YOUR TASK: Write out the material exactly. Do not include the pictures.

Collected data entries
· · · · · · ·
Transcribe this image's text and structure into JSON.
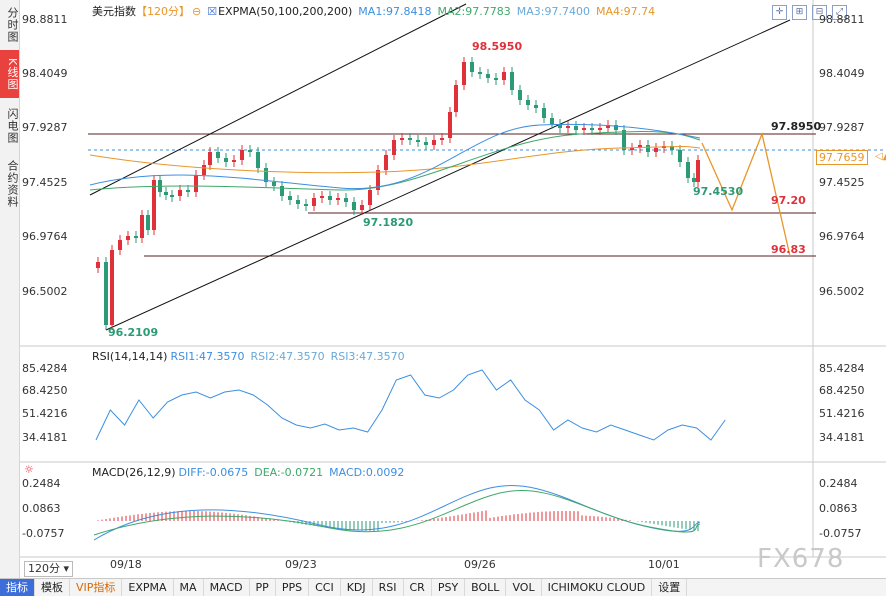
{
  "sidebar": {
    "tabs": [
      {
        "label": "分时图",
        "active": false
      },
      {
        "label": "K线图",
        "active": true
      },
      {
        "label": "闪电图",
        "active": false
      },
      {
        "label": "合约资料",
        "active": false
      }
    ]
  },
  "header": {
    "symbol": "美元指数",
    "period": "【120分】",
    "indicator": "EXPMA(50,100,200,200)",
    "ma1": "MA1:97.8418",
    "ma2": "MA2:97.7783",
    "ma3": "MA3:97.7400",
    "ma4": "MA4:97.74"
  },
  "colors": {
    "ma1": "#3d8fe0",
    "ma2": "#3fa86a",
    "ma3": "#6aa9d8",
    "ma4": "#e8962a",
    "up": "#e0303a",
    "down": "#2c9a74"
  },
  "price_axis": {
    "ticks": [
      "98.8811",
      "98.4049",
      "97.9287",
      "97.4525",
      "96.9764",
      "96.5002"
    ],
    "current": "97.7659"
  },
  "annotations": {
    "high": "98.5950",
    "low": "96.2109",
    "mid_low": "97.1820",
    "last_low": "97.4530",
    "res": "97.8950",
    "sup1": "97.20",
    "sup2": "96.83"
  },
  "rsi": {
    "title": "RSI(14,14,14)",
    "rsi1": "RSI1:47.3570",
    "rsi2": "RSI2:47.3570",
    "rsi3": "RSI3:47.3570",
    "ticks": [
      "85.4284",
      "68.4250",
      "51.4216",
      "34.4181"
    ]
  },
  "macd": {
    "title": "MACD(26,12,9)",
    "diff": "DIFF:-0.0675",
    "dea": "DEA:-0.0721",
    "macd": "MACD:0.0092",
    "ticks": [
      "0.2484",
      "0.0863",
      "-0.0757"
    ]
  },
  "x_axis": {
    "labels": [
      "09/18",
      "09/23",
      "09/26",
      "10/01"
    ]
  },
  "period_selector": "120分",
  "bottom_tabs": [
    {
      "label": "指标",
      "active": true
    },
    {
      "label": "模板"
    },
    {
      "label": "VIP指标",
      "vip": true
    },
    {
      "label": "EXPMA"
    },
    {
      "label": "MA"
    },
    {
      "label": "MACD"
    },
    {
      "label": "PP"
    },
    {
      "label": "PPS"
    },
    {
      "label": "CCI"
    },
    {
      "label": "KDJ"
    },
    {
      "label": "RSI"
    },
    {
      "label": "CR"
    },
    {
      "label": "PSY"
    },
    {
      "label": "BOLL"
    },
    {
      "label": "VOL"
    },
    {
      "label": "ICHIMOKU CLOUD"
    },
    {
      "label": "设置"
    }
  ],
  "watermark": "FX678"
}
· · · · · · ·
EXERCISE OUTPUT:
Transcribe this image's text and structure into JSON.
{
  "sidebar": {
    "tabs": [
      {
        "label": "分时图",
        "active": false
      },
      {
        "label": "K线图",
        "active": true
      },
      {
        "label": "闪电图",
        "active": false
      },
      {
        "label": "合约资料",
        "active": false
      }
    ]
  },
  "header": {
    "symbol": "美元指数",
    "period": "【120分】",
    "indicator": "EXPMA(50,100,200,200)",
    "ma1": "MA1:97.8418",
    "ma2": "MA2:97.7783",
    "ma3": "MA3:97.7400",
    "ma4": "MA4:97.74"
  },
  "colors": {
    "ma1": "#3d8fe0",
    "ma2": "#3fa86a",
    "ma3": "#6aa9d8",
    "ma4": "#e8962a",
    "up": "#e0303a",
    "down": "#2c9a74"
  },
  "price_axis": {
    "ticks": [
      "98.8811",
      "98.4049",
      "97.9287",
      "97.4525",
      "96.9764",
      "96.5002"
    ],
    "current": "97.7659"
  },
  "annotations": {
    "high": "98.5950",
    "low": "96.2109",
    "mid_low": "97.1820",
    "last_low": "97.4530",
    "res": "97.8950",
    "sup1": "97.20",
    "sup2": "96.83"
  },
  "rsi": {
    "title": "RSI(14,14,14)",
    "rsi1": "RSI1:47.3570",
    "rsi2": "RSI2:47.3570",
    "rsi3": "RSI3:47.3570",
    "ticks": [
      "85.4284",
      "68.4250",
      "51.4216",
      "34.4181"
    ]
  },
  "macd": {
    "title": "MACD(26,12,9)",
    "diff": "DIFF:-0.0675",
    "dea": "DEA:-0.0721",
    "macd": "MACD:0.0092",
    "ticks": [
      "0.2484",
      "0.0863",
      "-0.0757"
    ]
  },
  "x_axis": {
    "labels": [
      "09/18",
      "09/23",
      "09/26",
      "10/01"
    ]
  },
  "period_selector": "120分",
  "bottom_tabs": [
    {
      "label": "指标",
      "active": true
    },
    {
      "label": "模板"
    },
    {
      "label": "VIP指标",
      "vip": true
    },
    {
      "label": "EXPMA"
    },
    {
      "label": "MA"
    },
    {
      "label": "MACD"
    },
    {
      "label": "PP"
    },
    {
      "label": "PPS"
    },
    {
      "label": "CCI"
    },
    {
      "label": "KDJ"
    },
    {
      "label": "RSI"
    },
    {
      "label": "CR"
    },
    {
      "label": "PSY"
    },
    {
      "label": "BOLL"
    },
    {
      "label": "VOL"
    },
    {
      "label": "ICHIMOKU CLOUD"
    },
    {
      "label": "设置"
    }
  ],
  "watermark": "FX678"
}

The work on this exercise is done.